[Extracts from a graphics dataset]
— Start —

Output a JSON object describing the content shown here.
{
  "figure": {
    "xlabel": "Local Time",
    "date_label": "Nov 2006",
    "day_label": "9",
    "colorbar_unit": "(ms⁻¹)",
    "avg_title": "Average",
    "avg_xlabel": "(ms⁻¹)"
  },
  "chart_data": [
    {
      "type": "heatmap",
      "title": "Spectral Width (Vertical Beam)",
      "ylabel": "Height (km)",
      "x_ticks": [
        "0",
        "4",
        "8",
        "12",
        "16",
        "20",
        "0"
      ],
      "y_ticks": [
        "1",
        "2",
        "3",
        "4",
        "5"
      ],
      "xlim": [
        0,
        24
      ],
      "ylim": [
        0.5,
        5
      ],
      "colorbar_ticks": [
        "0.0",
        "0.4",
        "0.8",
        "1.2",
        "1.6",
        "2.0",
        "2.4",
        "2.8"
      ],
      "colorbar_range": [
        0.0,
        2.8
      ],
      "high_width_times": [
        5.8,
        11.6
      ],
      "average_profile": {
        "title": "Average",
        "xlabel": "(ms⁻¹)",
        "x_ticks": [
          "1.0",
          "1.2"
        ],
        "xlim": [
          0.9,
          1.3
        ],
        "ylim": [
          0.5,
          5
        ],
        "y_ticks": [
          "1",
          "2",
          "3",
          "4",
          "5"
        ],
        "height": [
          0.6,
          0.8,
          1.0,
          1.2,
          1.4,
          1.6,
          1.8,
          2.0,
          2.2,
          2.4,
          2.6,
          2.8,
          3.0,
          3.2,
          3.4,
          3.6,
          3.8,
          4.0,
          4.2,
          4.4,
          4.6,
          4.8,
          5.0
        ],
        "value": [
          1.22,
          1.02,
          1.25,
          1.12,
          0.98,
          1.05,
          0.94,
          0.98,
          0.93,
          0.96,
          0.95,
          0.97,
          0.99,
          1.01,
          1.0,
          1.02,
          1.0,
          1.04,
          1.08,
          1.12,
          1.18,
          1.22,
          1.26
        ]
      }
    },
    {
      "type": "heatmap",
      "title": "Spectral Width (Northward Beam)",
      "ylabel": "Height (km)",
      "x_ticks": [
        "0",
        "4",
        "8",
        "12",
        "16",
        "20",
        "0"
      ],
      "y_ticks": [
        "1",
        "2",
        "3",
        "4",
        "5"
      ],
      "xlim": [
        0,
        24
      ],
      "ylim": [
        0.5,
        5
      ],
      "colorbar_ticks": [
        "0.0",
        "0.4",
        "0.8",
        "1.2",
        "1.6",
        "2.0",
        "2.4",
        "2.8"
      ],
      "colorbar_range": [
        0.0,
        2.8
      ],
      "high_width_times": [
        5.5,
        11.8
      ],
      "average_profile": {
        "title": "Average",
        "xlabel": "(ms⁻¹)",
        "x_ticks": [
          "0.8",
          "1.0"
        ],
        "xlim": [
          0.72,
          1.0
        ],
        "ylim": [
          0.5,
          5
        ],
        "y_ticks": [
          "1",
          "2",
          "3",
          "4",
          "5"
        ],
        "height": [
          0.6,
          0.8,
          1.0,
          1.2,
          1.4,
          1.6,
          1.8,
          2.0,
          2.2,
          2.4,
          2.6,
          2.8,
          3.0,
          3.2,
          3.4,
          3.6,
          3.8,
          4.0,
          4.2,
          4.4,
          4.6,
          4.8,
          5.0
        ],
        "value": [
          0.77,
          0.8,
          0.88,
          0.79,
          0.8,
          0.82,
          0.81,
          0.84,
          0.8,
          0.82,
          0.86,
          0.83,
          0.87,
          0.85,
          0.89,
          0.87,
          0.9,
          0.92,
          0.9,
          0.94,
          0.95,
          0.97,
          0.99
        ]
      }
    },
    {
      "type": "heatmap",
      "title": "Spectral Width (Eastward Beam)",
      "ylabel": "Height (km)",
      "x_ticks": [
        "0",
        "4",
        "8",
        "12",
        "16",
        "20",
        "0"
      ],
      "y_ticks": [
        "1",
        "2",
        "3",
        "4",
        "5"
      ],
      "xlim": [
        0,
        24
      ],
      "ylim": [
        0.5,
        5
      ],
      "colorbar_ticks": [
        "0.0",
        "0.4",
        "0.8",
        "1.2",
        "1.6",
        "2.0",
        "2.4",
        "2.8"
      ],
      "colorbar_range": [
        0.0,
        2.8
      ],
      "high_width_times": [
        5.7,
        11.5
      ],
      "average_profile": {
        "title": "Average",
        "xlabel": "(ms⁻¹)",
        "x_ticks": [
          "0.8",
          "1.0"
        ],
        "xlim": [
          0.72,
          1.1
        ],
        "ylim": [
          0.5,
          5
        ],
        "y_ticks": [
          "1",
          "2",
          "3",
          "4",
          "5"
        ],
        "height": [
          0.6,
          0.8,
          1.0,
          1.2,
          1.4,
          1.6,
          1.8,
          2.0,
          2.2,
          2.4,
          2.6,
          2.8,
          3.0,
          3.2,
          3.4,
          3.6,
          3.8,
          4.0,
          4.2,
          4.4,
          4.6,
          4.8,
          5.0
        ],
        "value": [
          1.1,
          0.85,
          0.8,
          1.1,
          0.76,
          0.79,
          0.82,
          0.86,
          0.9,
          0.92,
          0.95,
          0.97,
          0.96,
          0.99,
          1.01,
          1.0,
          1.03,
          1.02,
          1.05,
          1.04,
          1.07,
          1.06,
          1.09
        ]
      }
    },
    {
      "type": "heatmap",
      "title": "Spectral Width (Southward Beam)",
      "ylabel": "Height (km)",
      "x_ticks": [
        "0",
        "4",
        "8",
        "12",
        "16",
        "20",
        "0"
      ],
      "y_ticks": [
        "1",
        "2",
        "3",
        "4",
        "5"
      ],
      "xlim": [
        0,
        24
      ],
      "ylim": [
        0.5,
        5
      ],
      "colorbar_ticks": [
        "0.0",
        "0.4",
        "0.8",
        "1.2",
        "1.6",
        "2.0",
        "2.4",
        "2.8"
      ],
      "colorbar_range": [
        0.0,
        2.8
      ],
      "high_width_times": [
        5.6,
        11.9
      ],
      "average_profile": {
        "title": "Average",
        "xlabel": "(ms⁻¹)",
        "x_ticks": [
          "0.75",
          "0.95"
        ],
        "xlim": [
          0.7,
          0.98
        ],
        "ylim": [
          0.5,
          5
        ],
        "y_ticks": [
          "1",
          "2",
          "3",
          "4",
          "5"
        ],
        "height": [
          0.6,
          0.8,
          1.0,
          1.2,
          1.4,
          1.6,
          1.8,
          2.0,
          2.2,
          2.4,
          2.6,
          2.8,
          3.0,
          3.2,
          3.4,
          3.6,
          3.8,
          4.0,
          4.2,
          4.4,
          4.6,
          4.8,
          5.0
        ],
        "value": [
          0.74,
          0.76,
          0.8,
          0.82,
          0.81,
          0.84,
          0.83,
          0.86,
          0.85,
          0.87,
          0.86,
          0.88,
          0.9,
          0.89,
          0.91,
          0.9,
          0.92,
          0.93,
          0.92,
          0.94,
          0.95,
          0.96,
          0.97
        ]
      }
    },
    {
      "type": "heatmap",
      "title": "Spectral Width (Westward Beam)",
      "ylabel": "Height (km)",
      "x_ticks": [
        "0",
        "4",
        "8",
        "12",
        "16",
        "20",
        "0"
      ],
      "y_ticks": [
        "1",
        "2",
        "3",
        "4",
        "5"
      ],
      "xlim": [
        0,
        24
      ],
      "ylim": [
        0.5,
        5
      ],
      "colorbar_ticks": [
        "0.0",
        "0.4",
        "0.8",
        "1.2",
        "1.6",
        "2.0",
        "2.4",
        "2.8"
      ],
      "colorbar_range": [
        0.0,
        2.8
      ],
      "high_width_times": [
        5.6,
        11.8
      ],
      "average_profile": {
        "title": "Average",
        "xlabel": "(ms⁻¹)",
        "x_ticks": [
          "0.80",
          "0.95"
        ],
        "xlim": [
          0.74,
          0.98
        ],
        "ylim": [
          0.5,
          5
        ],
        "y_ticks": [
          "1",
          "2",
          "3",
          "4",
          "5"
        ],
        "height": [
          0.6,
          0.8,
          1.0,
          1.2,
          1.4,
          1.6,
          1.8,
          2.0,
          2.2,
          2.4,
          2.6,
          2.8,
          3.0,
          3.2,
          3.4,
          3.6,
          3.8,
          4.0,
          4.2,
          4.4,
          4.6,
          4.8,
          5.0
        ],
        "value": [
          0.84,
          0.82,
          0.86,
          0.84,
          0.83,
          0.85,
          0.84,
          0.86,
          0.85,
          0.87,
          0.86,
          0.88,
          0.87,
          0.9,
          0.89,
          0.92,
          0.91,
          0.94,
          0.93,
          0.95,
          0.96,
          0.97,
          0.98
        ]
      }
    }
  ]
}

— End —

Task goal
Which lines above contain the word "Beam"? Copy each of them.

Answer in full
      "title": "Spectral Width (Vertical Beam)",
      "title": "Spectral Width (Northward Beam)",
      "title": "Spectral Width (Eastward Beam)",
      "title": "Spectral Width (Southward Beam)",
      "title": "Spectral Width (Westward Beam)",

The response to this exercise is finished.